Check each line of the records below for the string "name", then state how many lines contain it, with no other output.

— Start RECORDS SHOWN —

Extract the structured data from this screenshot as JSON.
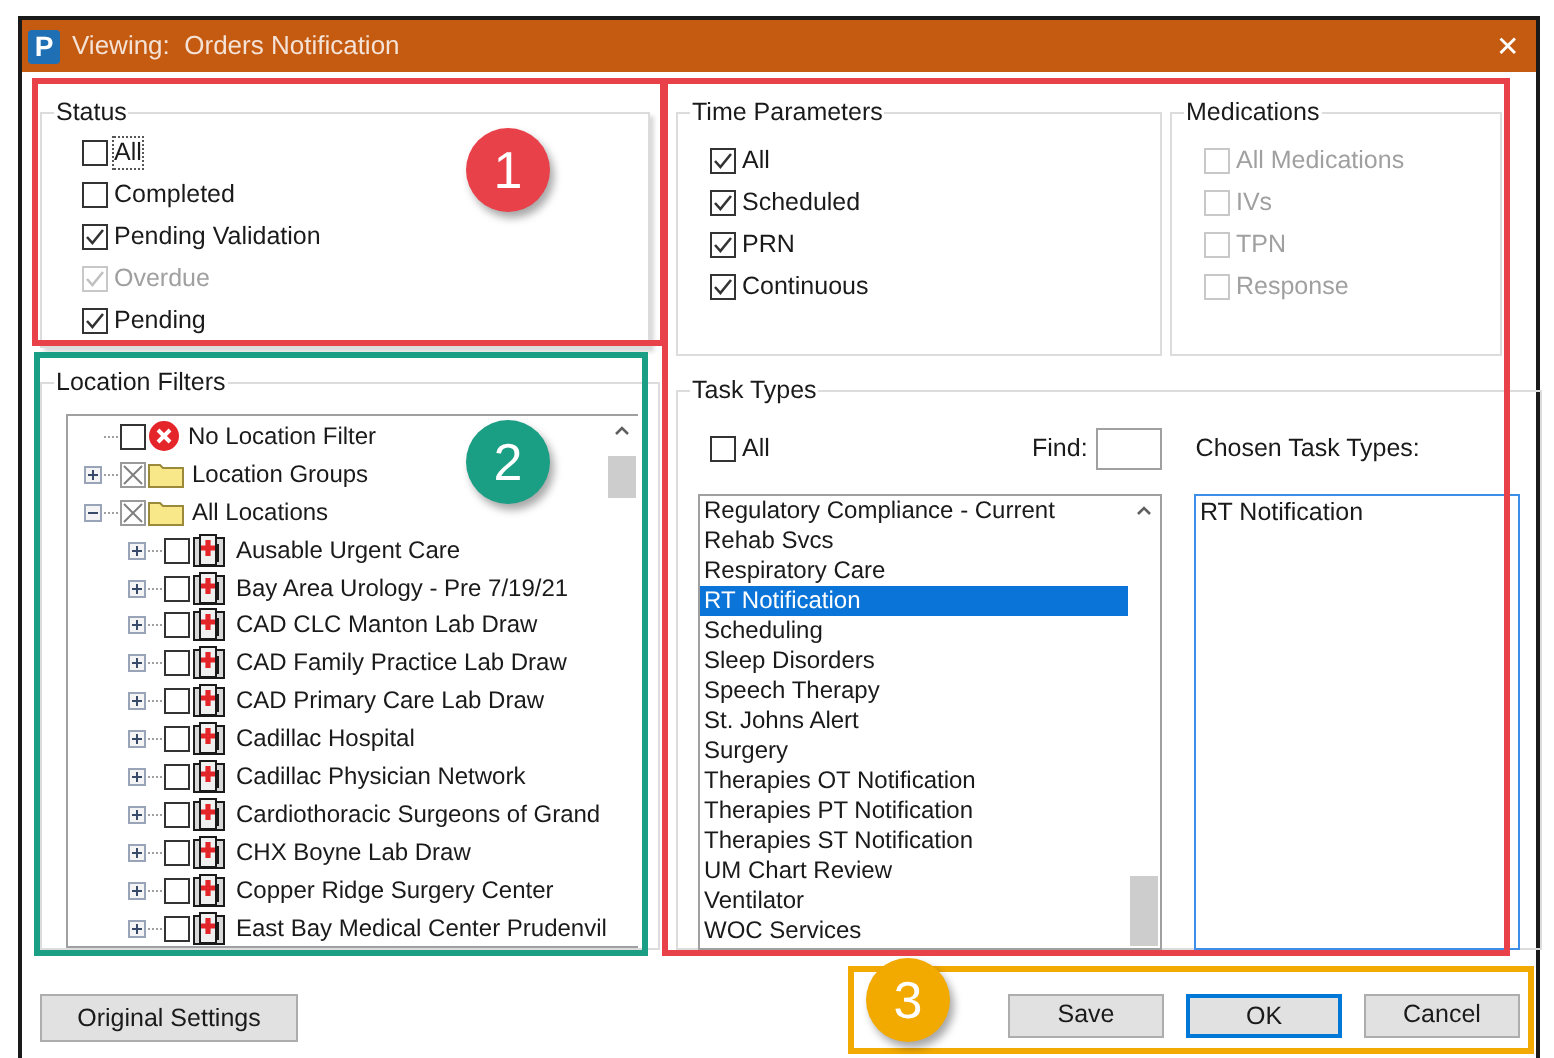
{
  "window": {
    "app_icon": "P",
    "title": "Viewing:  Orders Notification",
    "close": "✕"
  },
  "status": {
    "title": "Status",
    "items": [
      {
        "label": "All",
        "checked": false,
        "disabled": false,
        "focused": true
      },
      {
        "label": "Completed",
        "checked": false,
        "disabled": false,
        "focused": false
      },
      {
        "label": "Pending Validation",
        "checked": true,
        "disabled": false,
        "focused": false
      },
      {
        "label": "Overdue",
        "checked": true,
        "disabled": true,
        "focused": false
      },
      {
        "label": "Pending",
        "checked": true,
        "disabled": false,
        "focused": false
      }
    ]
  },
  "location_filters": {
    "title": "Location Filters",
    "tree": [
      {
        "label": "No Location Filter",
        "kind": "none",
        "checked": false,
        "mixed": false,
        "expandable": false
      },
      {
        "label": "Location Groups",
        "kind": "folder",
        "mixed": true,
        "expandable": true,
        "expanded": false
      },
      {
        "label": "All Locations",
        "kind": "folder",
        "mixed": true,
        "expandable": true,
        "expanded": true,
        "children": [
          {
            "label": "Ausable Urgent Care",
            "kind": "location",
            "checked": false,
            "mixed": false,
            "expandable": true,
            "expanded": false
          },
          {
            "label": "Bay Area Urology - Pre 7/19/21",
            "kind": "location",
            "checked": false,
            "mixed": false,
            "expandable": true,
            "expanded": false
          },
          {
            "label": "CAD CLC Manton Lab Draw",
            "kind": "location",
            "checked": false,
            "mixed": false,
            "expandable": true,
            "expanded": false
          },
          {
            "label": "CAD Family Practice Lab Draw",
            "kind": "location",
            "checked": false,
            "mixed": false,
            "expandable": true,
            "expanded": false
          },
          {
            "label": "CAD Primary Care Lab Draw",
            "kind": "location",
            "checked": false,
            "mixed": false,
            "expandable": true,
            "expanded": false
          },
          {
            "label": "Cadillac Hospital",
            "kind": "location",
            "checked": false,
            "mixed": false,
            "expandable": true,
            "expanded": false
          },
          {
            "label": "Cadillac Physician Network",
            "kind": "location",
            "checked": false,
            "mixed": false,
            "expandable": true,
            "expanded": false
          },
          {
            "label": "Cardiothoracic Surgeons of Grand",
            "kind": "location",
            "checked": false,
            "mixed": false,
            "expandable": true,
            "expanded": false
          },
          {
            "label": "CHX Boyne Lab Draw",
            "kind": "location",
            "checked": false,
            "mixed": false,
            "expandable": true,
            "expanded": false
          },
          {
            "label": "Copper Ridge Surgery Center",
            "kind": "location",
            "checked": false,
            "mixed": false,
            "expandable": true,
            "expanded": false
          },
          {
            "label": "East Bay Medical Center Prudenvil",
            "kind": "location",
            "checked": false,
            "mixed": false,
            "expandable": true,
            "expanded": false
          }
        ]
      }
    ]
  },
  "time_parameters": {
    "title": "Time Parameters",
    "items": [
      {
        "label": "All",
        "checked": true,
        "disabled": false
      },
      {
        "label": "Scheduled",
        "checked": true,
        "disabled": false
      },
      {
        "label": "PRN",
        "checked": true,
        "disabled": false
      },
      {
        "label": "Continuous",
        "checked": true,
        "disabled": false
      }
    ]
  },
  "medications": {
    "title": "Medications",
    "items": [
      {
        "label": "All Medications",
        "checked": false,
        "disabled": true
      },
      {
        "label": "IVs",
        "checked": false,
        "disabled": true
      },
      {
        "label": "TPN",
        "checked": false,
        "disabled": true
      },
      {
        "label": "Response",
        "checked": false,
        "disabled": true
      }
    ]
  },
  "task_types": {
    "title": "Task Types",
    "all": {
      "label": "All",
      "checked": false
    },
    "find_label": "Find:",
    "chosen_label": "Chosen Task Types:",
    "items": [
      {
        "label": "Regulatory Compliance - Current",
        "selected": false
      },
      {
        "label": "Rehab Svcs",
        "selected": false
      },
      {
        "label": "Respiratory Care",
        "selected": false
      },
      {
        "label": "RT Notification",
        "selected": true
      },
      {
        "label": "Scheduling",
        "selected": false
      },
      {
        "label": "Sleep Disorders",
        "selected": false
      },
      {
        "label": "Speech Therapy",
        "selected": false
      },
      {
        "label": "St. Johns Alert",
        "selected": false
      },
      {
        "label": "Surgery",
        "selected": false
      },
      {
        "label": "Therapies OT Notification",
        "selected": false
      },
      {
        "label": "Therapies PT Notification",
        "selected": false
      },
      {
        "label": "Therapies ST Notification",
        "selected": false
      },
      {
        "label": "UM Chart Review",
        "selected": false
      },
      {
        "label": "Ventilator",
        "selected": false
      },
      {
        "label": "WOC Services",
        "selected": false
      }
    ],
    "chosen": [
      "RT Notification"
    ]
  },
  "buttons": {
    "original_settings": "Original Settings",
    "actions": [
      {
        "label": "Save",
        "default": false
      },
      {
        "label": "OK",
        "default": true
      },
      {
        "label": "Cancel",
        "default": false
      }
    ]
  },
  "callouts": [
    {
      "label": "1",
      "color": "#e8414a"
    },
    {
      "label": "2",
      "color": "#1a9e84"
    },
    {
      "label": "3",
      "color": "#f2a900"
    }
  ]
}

— End RECORDS SHOWN —
— Start RECORDS SHOWN —

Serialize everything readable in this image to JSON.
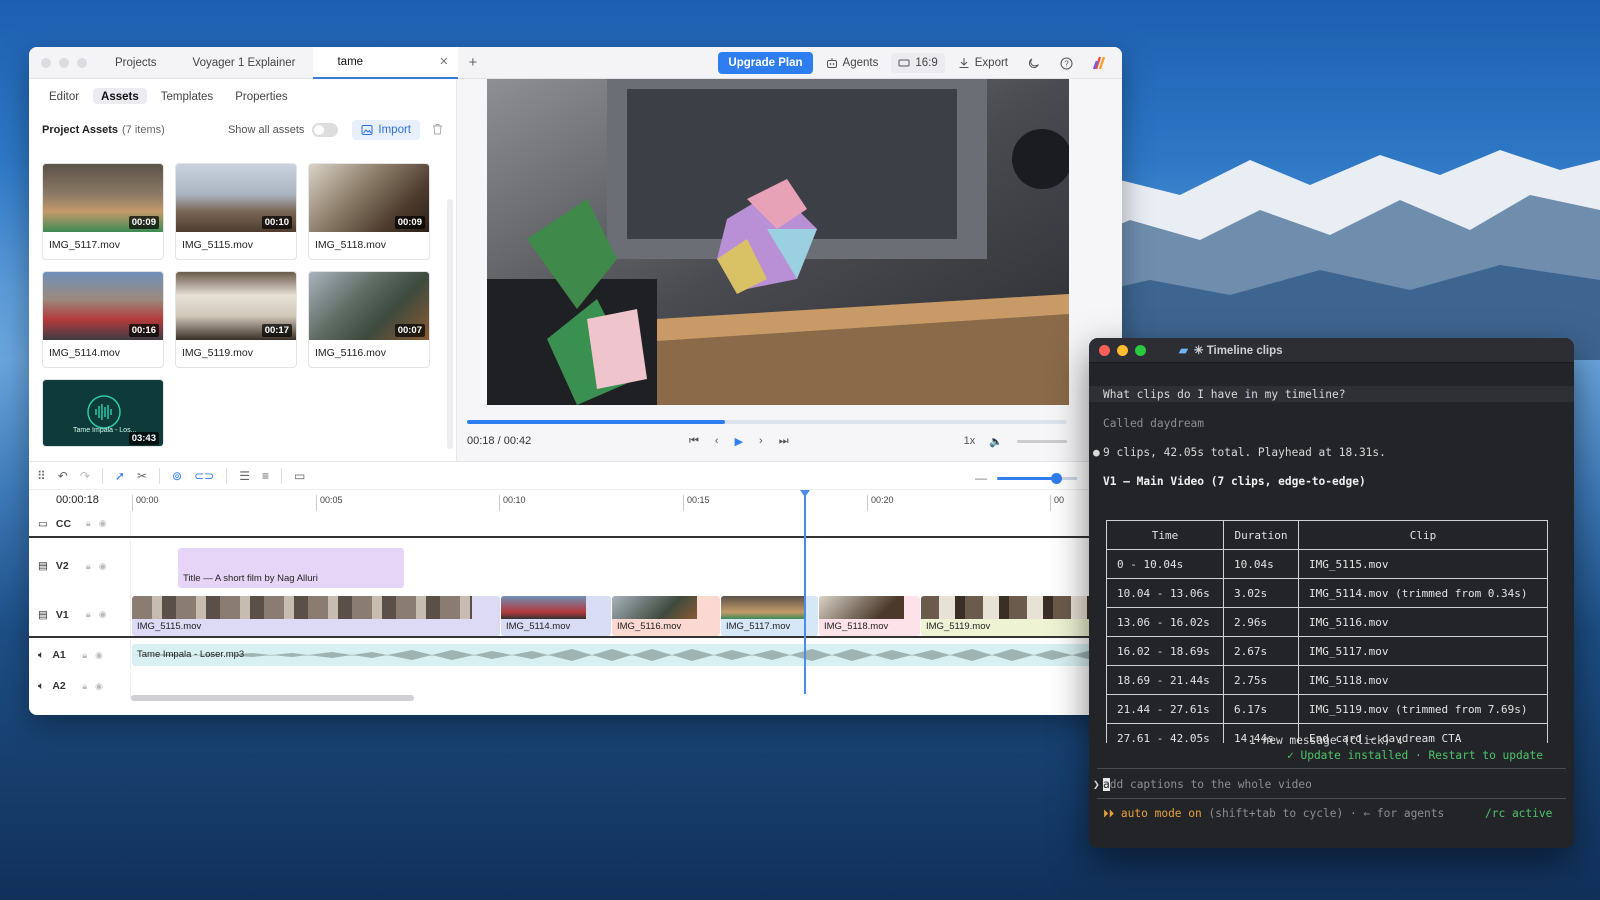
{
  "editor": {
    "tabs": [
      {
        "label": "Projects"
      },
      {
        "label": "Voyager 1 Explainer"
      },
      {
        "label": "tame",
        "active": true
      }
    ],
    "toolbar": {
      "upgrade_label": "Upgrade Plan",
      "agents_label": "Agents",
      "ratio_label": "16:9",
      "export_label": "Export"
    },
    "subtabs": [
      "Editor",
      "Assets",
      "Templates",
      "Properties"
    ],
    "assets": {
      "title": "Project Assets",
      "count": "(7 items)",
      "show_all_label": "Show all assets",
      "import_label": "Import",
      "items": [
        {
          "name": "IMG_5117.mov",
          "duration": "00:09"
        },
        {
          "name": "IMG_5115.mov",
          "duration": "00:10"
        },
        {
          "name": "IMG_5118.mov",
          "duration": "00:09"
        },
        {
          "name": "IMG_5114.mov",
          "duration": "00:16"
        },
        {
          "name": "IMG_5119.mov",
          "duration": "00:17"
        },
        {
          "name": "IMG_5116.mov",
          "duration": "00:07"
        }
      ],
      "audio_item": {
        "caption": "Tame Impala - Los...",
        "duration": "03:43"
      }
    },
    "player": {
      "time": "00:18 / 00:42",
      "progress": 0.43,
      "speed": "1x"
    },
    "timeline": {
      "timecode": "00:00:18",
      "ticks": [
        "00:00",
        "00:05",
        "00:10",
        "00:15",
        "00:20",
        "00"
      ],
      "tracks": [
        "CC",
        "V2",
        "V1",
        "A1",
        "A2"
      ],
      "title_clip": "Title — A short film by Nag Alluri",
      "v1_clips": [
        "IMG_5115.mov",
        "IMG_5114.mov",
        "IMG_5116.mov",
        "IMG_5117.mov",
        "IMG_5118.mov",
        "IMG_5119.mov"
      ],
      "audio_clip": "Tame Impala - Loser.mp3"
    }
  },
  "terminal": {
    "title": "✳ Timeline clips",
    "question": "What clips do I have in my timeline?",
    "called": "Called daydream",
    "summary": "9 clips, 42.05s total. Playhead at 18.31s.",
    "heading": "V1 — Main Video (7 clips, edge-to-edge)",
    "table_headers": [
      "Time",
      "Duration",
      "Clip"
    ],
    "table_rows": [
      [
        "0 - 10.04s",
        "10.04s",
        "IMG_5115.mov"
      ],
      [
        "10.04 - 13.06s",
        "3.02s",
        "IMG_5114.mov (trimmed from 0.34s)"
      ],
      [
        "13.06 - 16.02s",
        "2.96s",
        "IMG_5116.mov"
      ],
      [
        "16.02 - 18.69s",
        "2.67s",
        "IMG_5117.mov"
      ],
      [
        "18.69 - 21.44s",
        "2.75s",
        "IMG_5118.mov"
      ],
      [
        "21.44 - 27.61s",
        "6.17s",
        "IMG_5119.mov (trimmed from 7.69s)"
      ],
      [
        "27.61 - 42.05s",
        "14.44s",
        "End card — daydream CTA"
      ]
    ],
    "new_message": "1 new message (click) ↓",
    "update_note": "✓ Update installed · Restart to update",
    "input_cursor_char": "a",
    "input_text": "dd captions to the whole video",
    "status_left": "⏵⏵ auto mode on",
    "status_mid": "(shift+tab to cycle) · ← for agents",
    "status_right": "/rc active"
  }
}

— End RECORDS SHOWN —

WRITTEN SOLUTION:
6